▶ _What is asked_
Exclude the pictures, then copy all remaining records exactly.

Collected data entries:
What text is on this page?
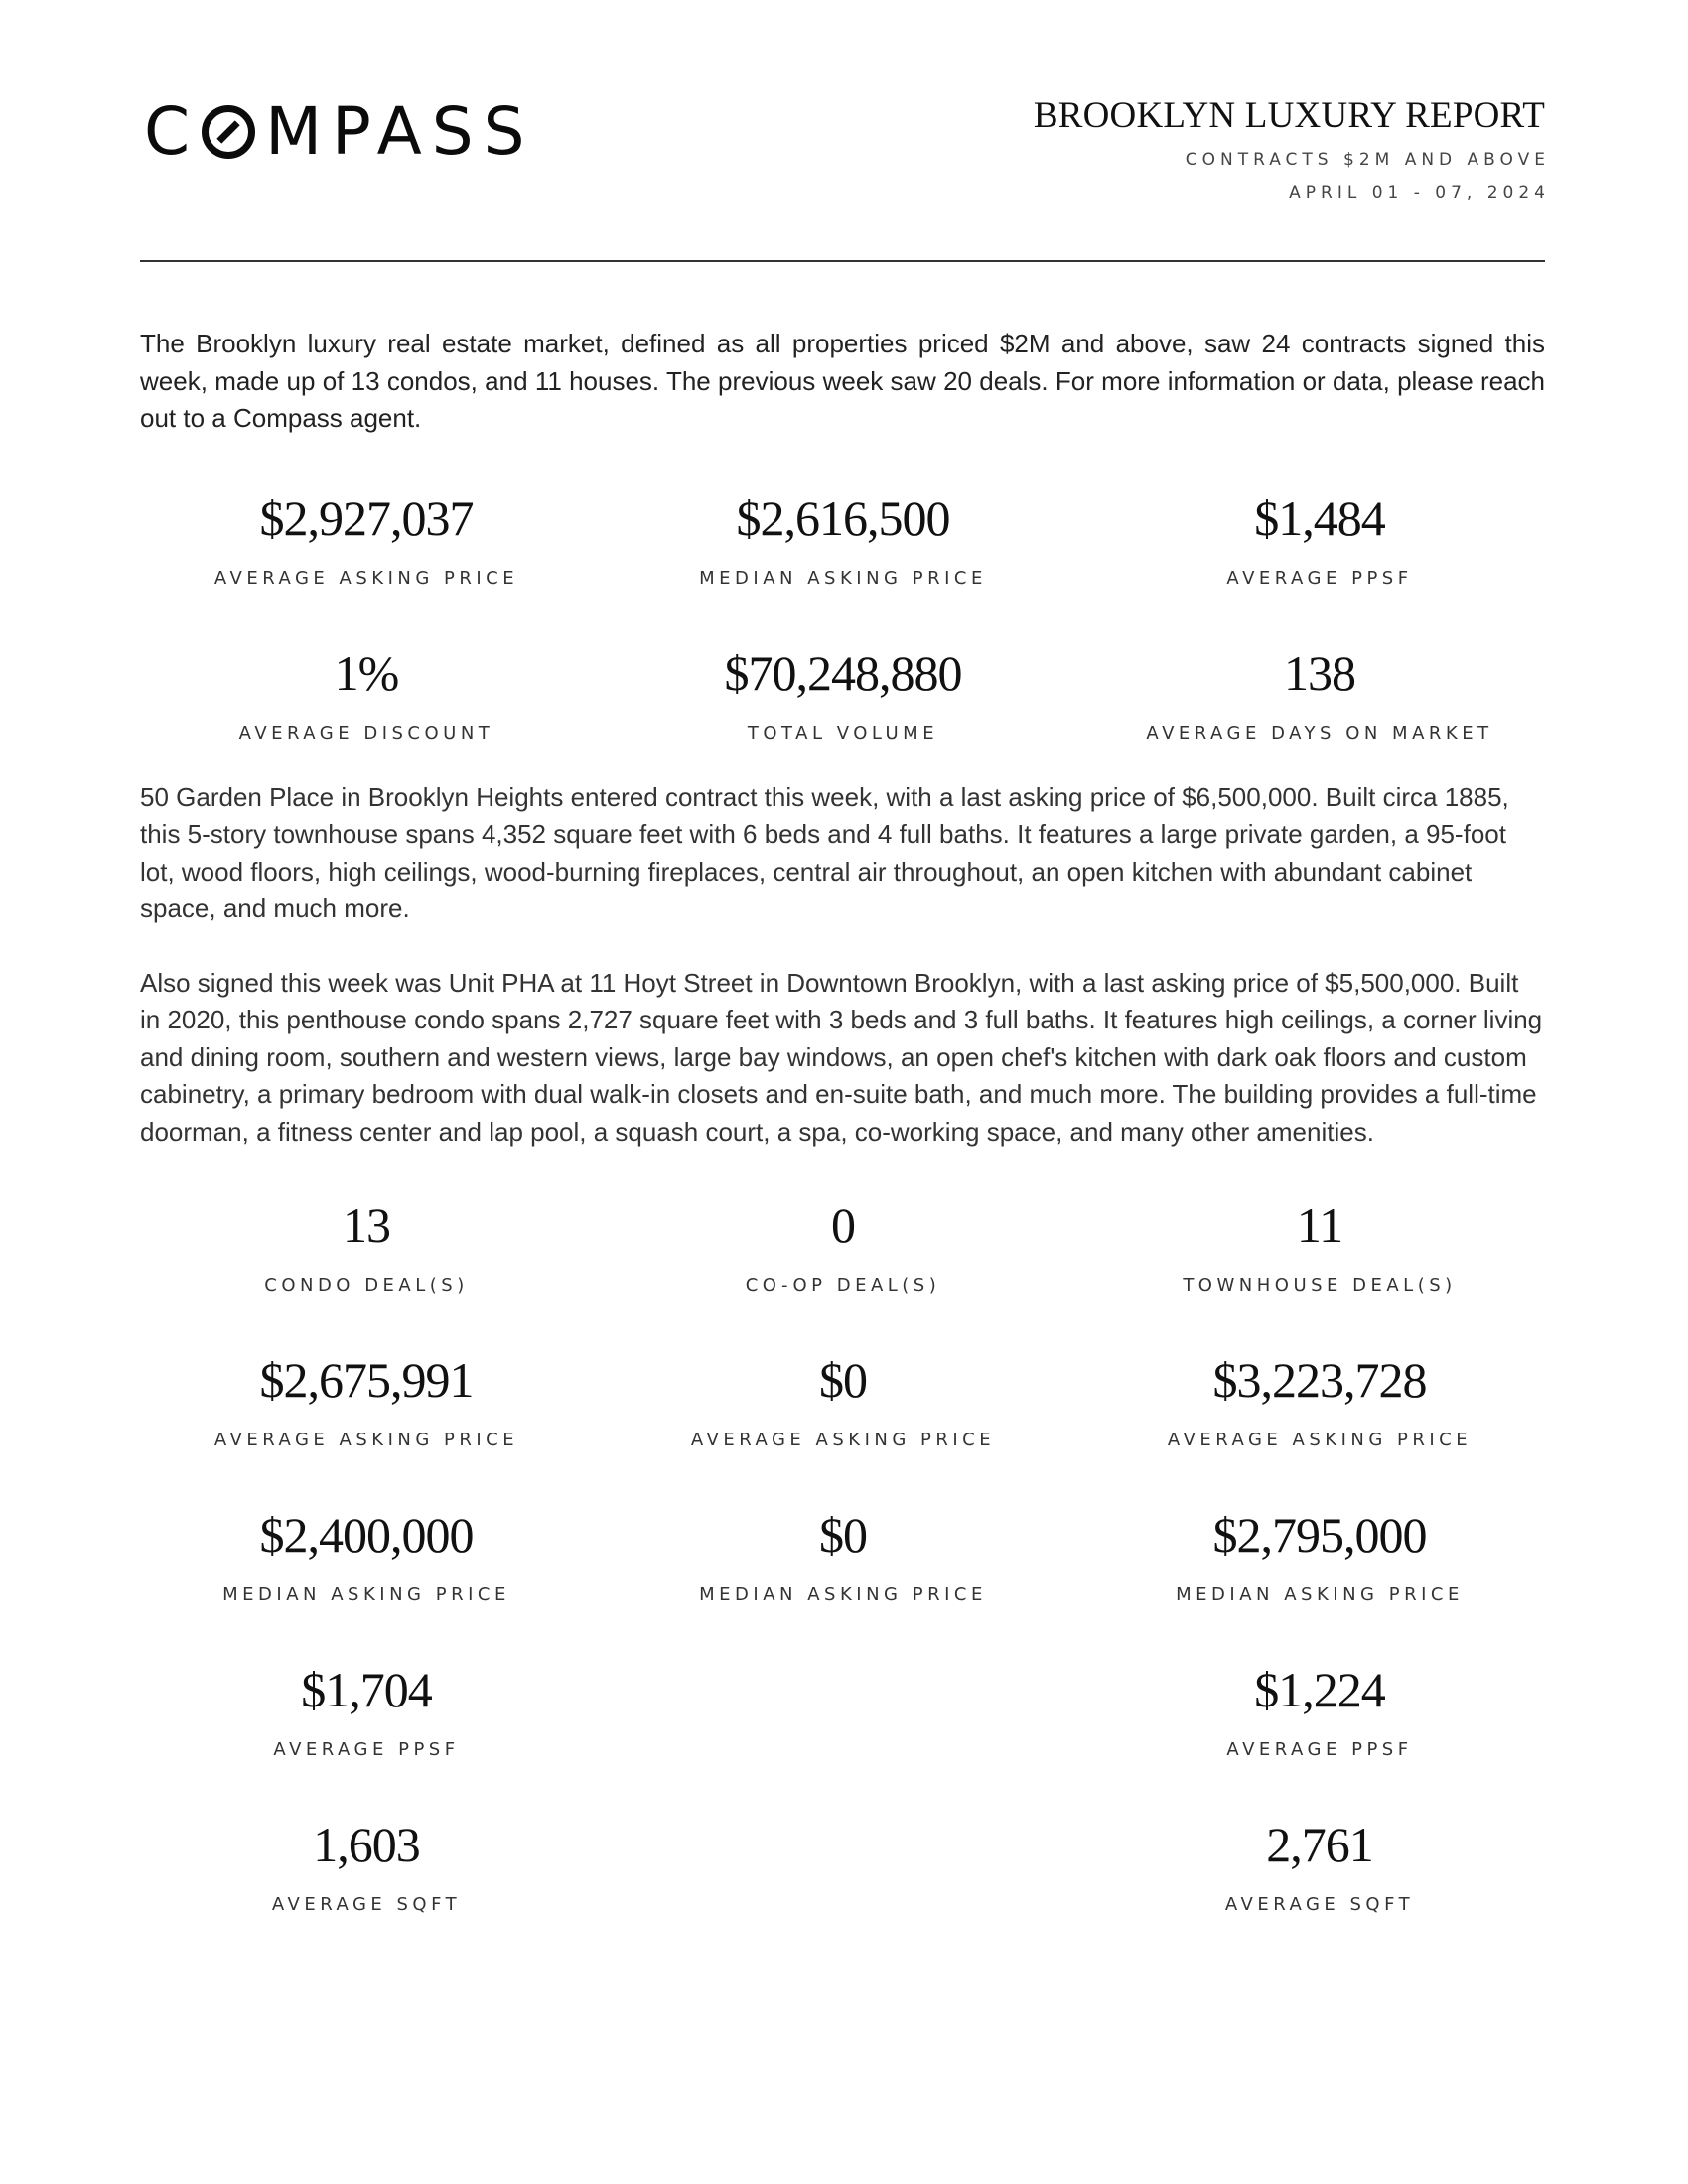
C MPASS	BROOKLYN LUXURY REPORT
CONTRACTS $2M AND ABOVE
APRIL 01 - 07, 2024

The Brooklyn luxury real estate market, defined as all properties priced $2M and above, saw 24 contracts signed this week, made up of 13 condos, and 11 houses. The previous week saw 20 deals. For more information or data, please reach out to a Compass agent.

$2,927,037
AVERAGE ASKING PRICE
$2,616,500
MEDIAN ASKING PRICE
$1,484
AVERAGE PPSF
1%
AVERAGE DISCOUNT
$70,248,880
TOTAL VOLUME
138
AVERAGE DAYS ON MARKET

50 Garden Place in Brooklyn Heights entered contract this week, with a last asking price of $6,500,000. Built circa 1885, this 5-story townhouse spans 4,352 square feet with 6 beds and 4 full baths. It features a large private garden, a 95-foot lot, wood floors, high ceilings, wood-burning fireplaces, central air throughout, an open kitchen with abundant cabinet space, and much more.

Also signed this week was Unit PHA at 11 Hoyt Street in Downtown Brooklyn, with a last asking price of $5,500,000. Built in 2020, this penthouse condo spans 2,727 square feet with 3 beds and 3 full baths. It features high ceilings, a corner living and dining room, southern and western views, large bay windows, an open chef's kitchen with dark oak floors and custom cabinetry, a primary bedroom with dual walk-in closets and en-suite bath, and much more. The building provides a full-time doorman, a fitness center and lap pool, a squash court, a spa, co-working space, and many other amenities.

13
CONDO DEAL(S)
0
CO-OP DEAL(S)
11
TOWNHOUSE DEAL(S)
$2,675,991
AVERAGE ASKING PRICE
$0
AVERAGE ASKING PRICE
$3,223,728
AVERAGE ASKING PRICE
$2,400,000
MEDIAN ASKING PRICE
$0
MEDIAN ASKING PRICE
$2,795,000
MEDIAN ASKING PRICE
$1,704
AVERAGE PPSF
$1,224
AVERAGE PPSF
1,603
AVERAGE SQFT
2,761
AVERAGE SQFT
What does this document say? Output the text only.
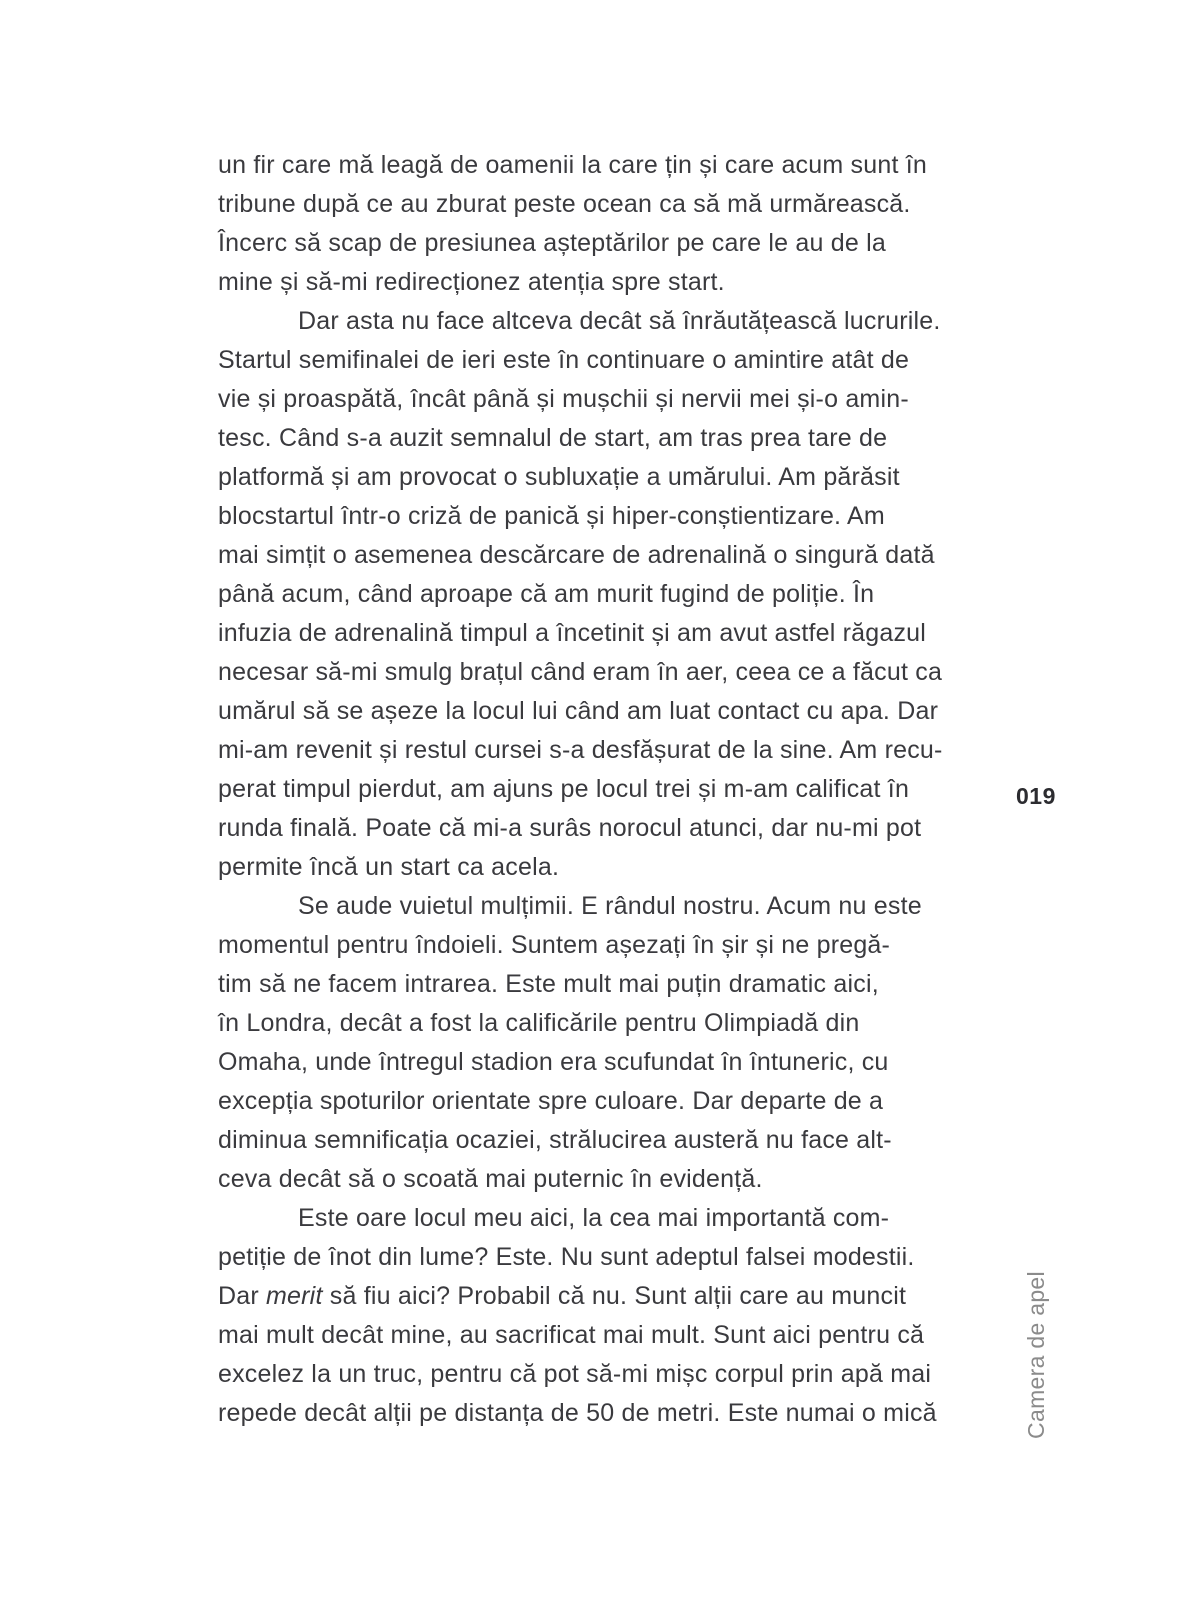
un fir care mă leagă de oamenii la care țin și care acum sunt în
tribune după ce au zburat peste ocean ca să mă urmărească.
Încerc să scap de presiunea așteptărilor pe care le au de la
mine și să-mi redirecționez atenția spre start.
Dar asta nu face altceva decât să înrăutățească lucrurile.
Startul semifinalei de ieri este în continuare o amintire atât de
vie și proaspătă, încât până și mușchii și nervii mei și-o amin-
tesc. Când s-a auzit semnalul de start, am tras prea tare de
platformă și am provocat o subluxație a umărului. Am părăsit
blocstartul într-o criză de panică și hiper-conștientizare. Am
mai simțit o asemenea descărcare de adrenalină o singură dată
până acum, când aproape că am murit fugind de poliție. În
infuzia de adrenalină timpul a încetinit și am avut astfel răgazul
necesar să-mi smulg brațul când eram în aer, ceea ce a făcut ca
umărul să se așeze la locul lui când am luat contact cu apa. Dar
mi-am revenit și restul cursei s-a desfășurat de la sine. Am recu-
perat timpul pierdut, am ajuns pe locul trei și m-am calificat în
runda finală. Poate că mi-a surâs norocul atunci, dar nu-mi pot
permite încă un start ca acela.
Se aude vuietul mulțimii. E rândul nostru. Acum nu este
momentul pentru îndoieli. Suntem așezați în șir și ne pregă-
tim să ne facem intrarea. Este mult mai puțin dramatic aici,
în Londra, decât a fost la calificările pentru Olimpiadă din
Omaha, unde întregul stadion era scufundat în întuneric, cu
excepția spoturilor orientate spre culoare. Dar departe de a
diminua semnificația ocaziei, strălucirea austeră nu face alt-
ceva decât să o scoată mai puternic în evidență.
Este oare locul meu aici, la cea mai importantă com-
petiție de înot din lume? Este. Nu sunt adeptul falsei modestii.
Dar merit să fiu aici? Probabil că nu. Sunt alții care au muncit
mai mult decât mine, au sacrificat mai mult. Sunt aici pentru că
excelez la un truc, pentru că pot să-mi mișc corpul prin apă mai
repede decât alții pe distanța de 50 de metri. Este numai o mică
019
Camera de apel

▶ _Task solution_
What text is on this page?
C MPASS	BROOKLYN LUXURY REPORT
CONTRACTS $2M AND ABOVE
APRIL 01 - 07, 2024

The Brooklyn luxury real estate market, defined as all properties priced $2M and above, saw 24 contracts signed this week, made up of 13 condos, and 11 houses. The previous week saw 20 deals. For more information or data, please reach out to a Compass agent.

$2,927,037
AVERAGE ASKING PRICE
$2,616,500
MEDIAN ASKING PRICE
$1,484
AVERAGE PPSF
1%
AVERAGE DISCOUNT
$70,248,880
TOTAL VOLUME
138
AVERAGE DAYS ON MARKET

50 Garden Place in Brooklyn Heights entered contract this week, with a last asking price of $6,500,000. Built circa 1885, this 5-story townhouse spans 4,352 square feet with 6 beds and 4 full baths. It features a large private garden, a 95-foot lot, wood floors, high ceilings, wood-burning fireplaces, central air throughout, an open kitchen with abundant cabinet space, and much more.

Also signed this week was Unit PHA at 11 Hoyt Street in Downtown Brooklyn, with a last asking price of $5,500,000. Built in 2020, this penthouse condo spans 2,727 square feet with 3 beds and 3 full baths. It features high ceilings, a corner living and dining room, southern and western views, large bay windows, an open chef's kitchen with dark oak floors and custom cabinetry, a primary bedroom with dual walk-in closets and en-suite bath, and much more. The building provides a full-time doorman, a fitness center and lap pool, a squash court, a spa, co-working space, and many other amenities.

13
CONDO DEAL(S)
0
CO-OP DEAL(S)
11
TOWNHOUSE DEAL(S)
$2,675,991
AVERAGE ASKING PRICE
$0
AVERAGE ASKING PRICE
$3,223,728
AVERAGE ASKING PRICE
$2,400,000
MEDIAN ASKING PRICE
$0
MEDIAN ASKING PRICE
$2,795,000
MEDIAN ASKING PRICE
$1,704
AVERAGE PPSF
$1,224
AVERAGE PPSF
1,603
AVERAGE SQFT
2,761
AVERAGE SQFT
What does this document say? Output the text only.
un fir care mă leagă de oamenii la care țin și care acum sunt în
tribune după ce au zburat peste ocean ca să mă urmărească.
Încerc să scap de presiunea așteptărilor pe care le au de la
mine și să-mi redirecționez atenția spre start.
Dar asta nu face altceva decât să înrăutățească lucrurile.
Startul semifinalei de ieri este în continuare o amintire atât de
vie și proaspătă, încât până și mușchii și nervii mei și-o amin-
tesc. Când s-a auzit semnalul de start, am tras prea tare de
platformă și am provocat o subluxație a umărului. Am părăsit
blocstartul într-o criză de panică și hiper-conștientizare. Am
mai simțit o asemenea descărcare de adrenalină o singură dată
până acum, când aproape că am murit fugind de poliție. În
infuzia de adrenalină timpul a încetinit și am avut astfel răgazul
necesar să-mi smulg brațul când eram în aer, ceea ce a făcut ca
umărul să se așeze la locul lui când am luat contact cu apa. Dar
mi-am revenit și restul cursei s-a desfășurat de la sine. Am recu-
perat timpul pierdut, am ajuns pe locul trei și m-am calificat în
runda finală. Poate că mi-a surâs norocul atunci, dar nu-mi pot
permite încă un start ca acela.
Se aude vuietul mulțimii. E rândul nostru. Acum nu este
momentul pentru îndoieli. Suntem așezați în șir și ne pregă-
tim să ne facem intrarea. Este mult mai puțin dramatic aici,
în Londra, decât a fost la calificările pentru Olimpiadă din
Omaha, unde întregul stadion era scufundat în întuneric, cu
excepția spoturilor orientate spre culoare. Dar departe de a
diminua semnificația ocaziei, strălucirea austeră nu face alt-
ceva decât să o scoată mai puternic în evidență.
Este oare locul meu aici, la cea mai importantă com-
petiție de înot din lume? Este. Nu sunt adeptul falsei modestii.
Dar merit să fiu aici? Probabil că nu. Sunt alții care au muncit
mai mult decât mine, au sacrificat mai mult. Sunt aici pentru că
excelez la un truc, pentru că pot să-mi mișc corpul prin apă mai
repede decât alții pe distanța de 50 de metri. Este numai o mică
019
Camera de apel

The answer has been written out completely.